## Supplied records
━━━━━━━━━━━━━━━━━━━━
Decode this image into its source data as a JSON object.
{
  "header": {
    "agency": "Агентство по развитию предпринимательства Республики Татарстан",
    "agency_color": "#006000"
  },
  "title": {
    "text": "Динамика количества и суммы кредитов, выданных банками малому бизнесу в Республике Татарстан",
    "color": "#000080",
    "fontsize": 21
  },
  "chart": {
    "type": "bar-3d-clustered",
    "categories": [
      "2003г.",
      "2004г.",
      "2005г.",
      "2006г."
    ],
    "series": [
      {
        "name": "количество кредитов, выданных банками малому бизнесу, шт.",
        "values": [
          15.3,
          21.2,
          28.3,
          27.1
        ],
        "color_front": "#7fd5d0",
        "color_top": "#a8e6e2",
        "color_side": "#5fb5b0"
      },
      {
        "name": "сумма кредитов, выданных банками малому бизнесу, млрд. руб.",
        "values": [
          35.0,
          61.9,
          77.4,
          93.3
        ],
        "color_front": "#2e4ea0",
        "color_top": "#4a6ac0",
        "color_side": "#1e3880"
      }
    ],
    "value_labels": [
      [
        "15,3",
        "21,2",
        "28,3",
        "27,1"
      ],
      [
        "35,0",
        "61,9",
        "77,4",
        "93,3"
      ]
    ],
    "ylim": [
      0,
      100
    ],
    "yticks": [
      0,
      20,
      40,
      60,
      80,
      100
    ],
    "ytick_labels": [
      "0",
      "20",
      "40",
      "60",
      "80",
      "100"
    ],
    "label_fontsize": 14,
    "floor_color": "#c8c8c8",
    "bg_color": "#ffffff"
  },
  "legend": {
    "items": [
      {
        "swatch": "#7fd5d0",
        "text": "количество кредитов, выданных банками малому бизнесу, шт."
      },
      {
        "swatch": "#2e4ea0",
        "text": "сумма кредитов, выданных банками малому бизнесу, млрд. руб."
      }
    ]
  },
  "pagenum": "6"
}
━━━━━━━━━━━━━━━━━━━━
## Problem statement
Write an exact transcription of every entry above.

## Reply to the exercise
Decode this image into its source data as a JSON object.
{
  "header": {
    "agency": "Агентство по развитию предпринимательства Республики Татарстан",
    "agency_color": "#006000"
  },
  "title": {
    "text": "Динамика количества и суммы кредитов, выданных банками малому бизнесу в Республике Татарстан",
    "color": "#000080",
    "fontsize": 21
  },
  "chart": {
    "type": "bar-3d-clustered",
    "categories": [
      "2003г.",
      "2004г.",
      "2005г.",
      "2006г."
    ],
    "series": [
      {
        "name": "количество кредитов, выданных банками малому бизнесу, шт.",
        "values": [
          15.3,
          21.2,
          28.3,
          27.1
        ],
        "color_front": "#7fd5d0",
        "color_top": "#a8e6e2",
        "color_side": "#5fb5b0"
      },
      {
        "name": "сумма кредитов, выданных банками малому бизнесу, млрд. руб.",
        "values": [
          35.0,
          61.9,
          77.4,
          93.3
        ],
        "color_front": "#2e4ea0",
        "color_top": "#4a6ac0",
        "color_side": "#1e3880"
      }
    ],
    "value_labels": [
      [
        "15,3",
        "21,2",
        "28,3",
        "27,1"
      ],
      [
        "35,0",
        "61,9",
        "77,4",
        "93,3"
      ]
    ],
    "ylim": [
      0,
      100
    ],
    "yticks": [
      0,
      20,
      40,
      60,
      80,
      100
    ],
    "ytick_labels": [
      "0",
      "20",
      "40",
      "60",
      "80",
      "100"
    ],
    "label_fontsize": 14,
    "floor_color": "#c8c8c8",
    "bg_color": "#ffffff"
  },
  "legend": {
    "items": [
      {
        "swatch": "#7fd5d0",
        "text": "количество кредитов, выданных банками малому бизнесу, шт."
      },
      {
        "swatch": "#2e4ea0",
        "text": "сумма кредитов, выданных банками малому бизнесу, млрд. руб."
      }
    ]
  },
  "pagenum": "6"
}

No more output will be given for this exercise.